* _Instruction_: Copy every entry precisely.
------ Data excerpts ------
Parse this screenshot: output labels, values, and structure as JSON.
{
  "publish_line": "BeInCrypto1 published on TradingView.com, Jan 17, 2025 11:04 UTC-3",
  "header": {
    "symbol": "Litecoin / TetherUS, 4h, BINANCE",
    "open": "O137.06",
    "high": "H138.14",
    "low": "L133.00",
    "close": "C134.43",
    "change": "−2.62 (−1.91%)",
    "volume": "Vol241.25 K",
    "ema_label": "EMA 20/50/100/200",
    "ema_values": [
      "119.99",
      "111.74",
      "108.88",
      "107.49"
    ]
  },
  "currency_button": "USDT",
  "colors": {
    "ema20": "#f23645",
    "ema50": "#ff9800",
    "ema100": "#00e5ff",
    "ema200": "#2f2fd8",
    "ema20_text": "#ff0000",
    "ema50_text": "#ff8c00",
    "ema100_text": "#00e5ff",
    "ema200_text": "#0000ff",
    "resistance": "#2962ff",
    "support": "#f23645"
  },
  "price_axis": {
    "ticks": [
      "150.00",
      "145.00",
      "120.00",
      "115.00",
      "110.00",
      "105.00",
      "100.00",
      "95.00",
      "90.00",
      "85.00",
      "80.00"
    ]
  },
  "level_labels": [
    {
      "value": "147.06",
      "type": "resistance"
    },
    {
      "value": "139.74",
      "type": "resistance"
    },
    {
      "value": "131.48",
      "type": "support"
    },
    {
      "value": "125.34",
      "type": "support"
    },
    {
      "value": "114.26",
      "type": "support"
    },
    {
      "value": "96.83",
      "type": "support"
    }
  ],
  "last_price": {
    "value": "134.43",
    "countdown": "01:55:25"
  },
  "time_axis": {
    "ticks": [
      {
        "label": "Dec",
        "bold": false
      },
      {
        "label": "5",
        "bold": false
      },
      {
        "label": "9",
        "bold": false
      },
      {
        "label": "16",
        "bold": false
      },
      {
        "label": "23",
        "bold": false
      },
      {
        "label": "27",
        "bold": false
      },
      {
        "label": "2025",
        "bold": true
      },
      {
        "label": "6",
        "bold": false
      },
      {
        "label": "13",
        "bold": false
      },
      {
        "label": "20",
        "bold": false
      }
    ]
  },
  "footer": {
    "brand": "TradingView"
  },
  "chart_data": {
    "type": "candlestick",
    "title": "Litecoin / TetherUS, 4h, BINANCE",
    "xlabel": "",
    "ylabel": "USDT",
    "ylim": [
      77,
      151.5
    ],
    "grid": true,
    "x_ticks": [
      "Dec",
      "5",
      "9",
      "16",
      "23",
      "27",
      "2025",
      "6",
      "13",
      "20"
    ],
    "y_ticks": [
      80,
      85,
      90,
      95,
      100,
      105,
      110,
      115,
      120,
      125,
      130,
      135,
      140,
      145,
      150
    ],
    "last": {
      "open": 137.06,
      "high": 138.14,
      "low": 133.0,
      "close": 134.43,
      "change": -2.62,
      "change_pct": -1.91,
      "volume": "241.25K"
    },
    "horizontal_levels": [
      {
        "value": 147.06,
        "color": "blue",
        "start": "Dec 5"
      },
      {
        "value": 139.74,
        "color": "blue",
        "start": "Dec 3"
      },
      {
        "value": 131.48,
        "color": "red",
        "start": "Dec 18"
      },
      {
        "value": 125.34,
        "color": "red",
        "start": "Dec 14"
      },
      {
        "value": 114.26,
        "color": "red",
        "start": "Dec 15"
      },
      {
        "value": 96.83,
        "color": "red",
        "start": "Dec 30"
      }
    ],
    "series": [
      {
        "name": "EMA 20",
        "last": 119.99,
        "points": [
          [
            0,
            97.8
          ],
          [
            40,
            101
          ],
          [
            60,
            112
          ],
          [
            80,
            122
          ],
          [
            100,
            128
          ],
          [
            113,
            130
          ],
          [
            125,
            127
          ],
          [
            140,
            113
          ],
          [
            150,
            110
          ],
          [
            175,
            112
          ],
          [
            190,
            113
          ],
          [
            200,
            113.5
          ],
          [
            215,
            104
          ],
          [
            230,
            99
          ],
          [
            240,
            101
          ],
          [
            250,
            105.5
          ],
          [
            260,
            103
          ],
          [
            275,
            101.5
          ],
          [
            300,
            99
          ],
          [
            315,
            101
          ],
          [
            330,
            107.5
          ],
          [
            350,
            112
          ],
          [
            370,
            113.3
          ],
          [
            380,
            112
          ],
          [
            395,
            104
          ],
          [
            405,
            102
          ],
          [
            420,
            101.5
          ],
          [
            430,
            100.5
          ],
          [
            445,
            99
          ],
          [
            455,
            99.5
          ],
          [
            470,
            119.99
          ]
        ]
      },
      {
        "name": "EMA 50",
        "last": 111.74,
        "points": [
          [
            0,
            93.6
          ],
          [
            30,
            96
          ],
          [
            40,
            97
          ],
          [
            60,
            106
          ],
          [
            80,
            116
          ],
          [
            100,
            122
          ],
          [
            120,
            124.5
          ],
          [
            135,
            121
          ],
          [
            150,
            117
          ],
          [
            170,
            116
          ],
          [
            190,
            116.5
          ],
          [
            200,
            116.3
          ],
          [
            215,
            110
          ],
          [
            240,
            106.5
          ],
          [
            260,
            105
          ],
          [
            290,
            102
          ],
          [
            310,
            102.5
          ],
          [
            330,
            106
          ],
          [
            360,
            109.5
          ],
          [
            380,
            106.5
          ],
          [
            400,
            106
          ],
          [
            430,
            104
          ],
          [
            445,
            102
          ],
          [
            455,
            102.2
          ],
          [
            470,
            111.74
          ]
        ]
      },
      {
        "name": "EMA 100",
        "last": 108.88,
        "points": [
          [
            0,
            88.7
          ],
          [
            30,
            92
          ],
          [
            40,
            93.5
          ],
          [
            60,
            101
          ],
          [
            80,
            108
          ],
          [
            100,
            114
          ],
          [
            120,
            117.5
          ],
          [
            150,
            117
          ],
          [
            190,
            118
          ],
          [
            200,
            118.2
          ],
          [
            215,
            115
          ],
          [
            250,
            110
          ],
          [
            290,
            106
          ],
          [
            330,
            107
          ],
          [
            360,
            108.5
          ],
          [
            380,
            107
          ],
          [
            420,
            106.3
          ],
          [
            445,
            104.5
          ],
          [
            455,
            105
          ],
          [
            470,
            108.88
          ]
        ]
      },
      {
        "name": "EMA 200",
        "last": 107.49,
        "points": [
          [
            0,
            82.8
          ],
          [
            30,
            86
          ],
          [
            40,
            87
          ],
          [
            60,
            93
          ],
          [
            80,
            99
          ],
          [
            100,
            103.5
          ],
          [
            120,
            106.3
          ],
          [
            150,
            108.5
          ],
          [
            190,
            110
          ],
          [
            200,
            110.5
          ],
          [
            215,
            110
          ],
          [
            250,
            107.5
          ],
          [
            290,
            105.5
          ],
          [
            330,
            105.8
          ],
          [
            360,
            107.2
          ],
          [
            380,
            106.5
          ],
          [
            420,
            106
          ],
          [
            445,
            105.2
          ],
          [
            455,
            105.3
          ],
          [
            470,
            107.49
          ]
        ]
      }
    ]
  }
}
------
* _Solution to this problem_:
Parse this screenshot: output labels, values, and structure as JSON.
{
  "publish_line": "BeInCrypto1 published on TradingView.com, Jan 17, 2025 11:04 UTC-3",
  "header": {
    "symbol": "Litecoin / TetherUS, 4h, BINANCE",
    "open": "O137.06",
    "high": "H138.14",
    "low": "L133.00",
    "close": "C134.43",
    "change": "−2.62 (−1.91%)",
    "volume": "Vol241.25 K",
    "ema_label": "EMA 20/50/100/200",
    "ema_values": [
      "119.99",
      "111.74",
      "108.88",
      "107.49"
    ]
  },
  "currency_button": "USDT",
  "colors": {
    "ema20": "#f23645",
    "ema50": "#ff9800",
    "ema100": "#00e5ff",
    "ema200": "#2f2fd8",
    "ema20_text": "#ff0000",
    "ema50_text": "#ff8c00",
    "ema100_text": "#00e5ff",
    "ema200_text": "#0000ff",
    "resistance": "#2962ff",
    "support": "#f23645"
  },
  "price_axis": {
    "ticks": [
      "150.00",
      "145.00",
      "120.00",
      "115.00",
      "110.00",
      "105.00",
      "100.00",
      "95.00",
      "90.00",
      "85.00",
      "80.00"
    ]
  },
  "level_labels": [
    {
      "value": "147.06",
      "type": "resistance"
    },
    {
      "value": "139.74",
      "type": "resistance"
    },
    {
      "value": "131.48",
      "type": "support"
    },
    {
      "value": "125.34",
      "type": "support"
    },
    {
      "value": "114.26",
      "type": "support"
    },
    {
      "value": "96.83",
      "type": "support"
    }
  ],
  "last_price": {
    "value": "134.43",
    "countdown": "01:55:25"
  },
  "time_axis": {
    "ticks": [
      {
        "label": "Dec",
        "bold": false
      },
      {
        "label": "5",
        "bold": false
      },
      {
        "label": "9",
        "bold": false
      },
      {
        "label": "16",
        "bold": false
      },
      {
        "label": "23",
        "bold": false
      },
      {
        "label": "27",
        "bold": false
      },
      {
        "label": "2025",
        "bold": true
      },
      {
        "label": "6",
        "bold": false
      },
      {
        "label": "13",
        "bold": false
      },
      {
        "label": "20",
        "bold": false
      }
    ]
  },
  "footer": {
    "brand": "TradingView"
  },
  "chart_data": {
    "type": "candlestick",
    "title": "Litecoin / TetherUS, 4h, BINANCE",
    "xlabel": "",
    "ylabel": "USDT",
    "ylim": [
      77,
      151.5
    ],
    "grid": true,
    "x_ticks": [
      "Dec",
      "5",
      "9",
      "16",
      "23",
      "27",
      "2025",
      "6",
      "13",
      "20"
    ],
    "y_ticks": [
      80,
      85,
      90,
      95,
      100,
      105,
      110,
      115,
      120,
      125,
      130,
      135,
      140,
      145,
      150
    ],
    "last": {
      "open": 137.06,
      "high": 138.14,
      "low": 133.0,
      "close": 134.43,
      "change": -2.62,
      "change_pct": -1.91,
      "volume": "241.25K"
    },
    "horizontal_levels": [
      {
        "value": 147.06,
        "color": "blue",
        "start": "Dec 5"
      },
      {
        "value": 139.74,
        "color": "blue",
        "start": "Dec 3"
      },
      {
        "value": 131.48,
        "color": "red",
        "start": "Dec 18"
      },
      {
        "value": 125.34,
        "color": "red",
        "start": "Dec 14"
      },
      {
        "value": 114.26,
        "color": "red",
        "start": "Dec 15"
      },
      {
        "value": 96.83,
        "color": "red",
        "start": "Dec 30"
      }
    ],
    "series": [
      {
        "name": "EMA 20",
        "last": 119.99,
        "points": [
          [
            0,
            97.8
          ],
          [
            40,
            101
          ],
          [
            60,
            112
          ],
          [
            80,
            122
          ],
          [
            100,
            128
          ],
          [
            113,
            130
          ],
          [
            125,
            127
          ],
          [
            140,
            113
          ],
          [
            150,
            110
          ],
          [
            175,
            112
          ],
          [
            190,
            113
          ],
          [
            200,
            113.5
          ],
          [
            215,
            104
          ],
          [
            230,
            99
          ],
          [
            240,
            101
          ],
          [
            250,
            105.5
          ],
          [
            260,
            103
          ],
          [
            275,
            101.5
          ],
          [
            300,
            99
          ],
          [
            315,
            101
          ],
          [
            330,
            107.5
          ],
          [
            350,
            112
          ],
          [
            370,
            113.3
          ],
          [
            380,
            112
          ],
          [
            395,
            104
          ],
          [
            405,
            102
          ],
          [
            420,
            101.5
          ],
          [
            430,
            100.5
          ],
          [
            445,
            99
          ],
          [
            455,
            99.5
          ],
          [
            470,
            119.99
          ]
        ]
      },
      {
        "name": "EMA 50",
        "last": 111.74,
        "points": [
          [
            0,
            93.6
          ],
          [
            30,
            96
          ],
          [
            40,
            97
          ],
          [
            60,
            106
          ],
          [
            80,
            116
          ],
          [
            100,
            122
          ],
          [
            120,
            124.5
          ],
          [
            135,
            121
          ],
          [
            150,
            117
          ],
          [
            170,
            116
          ],
          [
            190,
            116.5
          ],
          [
            200,
            116.3
          ],
          [
            215,
            110
          ],
          [
            240,
            106.5
          ],
          [
            260,
            105
          ],
          [
            290,
            102
          ],
          [
            310,
            102.5
          ],
          [
            330,
            106
          ],
          [
            360,
            109.5
          ],
          [
            380,
            106.5
          ],
          [
            400,
            106
          ],
          [
            430,
            104
          ],
          [
            445,
            102
          ],
          [
            455,
            102.2
          ],
          [
            470,
            111.74
          ]
        ]
      },
      {
        "name": "EMA 100",
        "last": 108.88,
        "points": [
          [
            0,
            88.7
          ],
          [
            30,
            92
          ],
          [
            40,
            93.5
          ],
          [
            60,
            101
          ],
          [
            80,
            108
          ],
          [
            100,
            114
          ],
          [
            120,
            117.5
          ],
          [
            150,
            117
          ],
          [
            190,
            118
          ],
          [
            200,
            118.2
          ],
          [
            215,
            115
          ],
          [
            250,
            110
          ],
          [
            290,
            106
          ],
          [
            330,
            107
          ],
          [
            360,
            108.5
          ],
          [
            380,
            107
          ],
          [
            420,
            106.3
          ],
          [
            445,
            104.5
          ],
          [
            455,
            105
          ],
          [
            470,
            108.88
          ]
        ]
      },
      {
        "name": "EMA 200",
        "last": 107.49,
        "points": [
          [
            0,
            82.8
          ],
          [
            30,
            86
          ],
          [
            40,
            87
          ],
          [
            60,
            93
          ],
          [
            80,
            99
          ],
          [
            100,
            103.5
          ],
          [
            120,
            106.3
          ],
          [
            150,
            108.5
          ],
          [
            190,
            110
          ],
          [
            200,
            110.5
          ],
          [
            215,
            110
          ],
          [
            250,
            107.5
          ],
          [
            290,
            105.5
          ],
          [
            330,
            105.8
          ],
          [
            360,
            107.2
          ],
          [
            380,
            106.5
          ],
          [
            420,
            106
          ],
          [
            445,
            105.2
          ],
          [
            455,
            105.3
          ],
          [
            470,
            107.49
          ]
        ]
      }
    ]
  }
}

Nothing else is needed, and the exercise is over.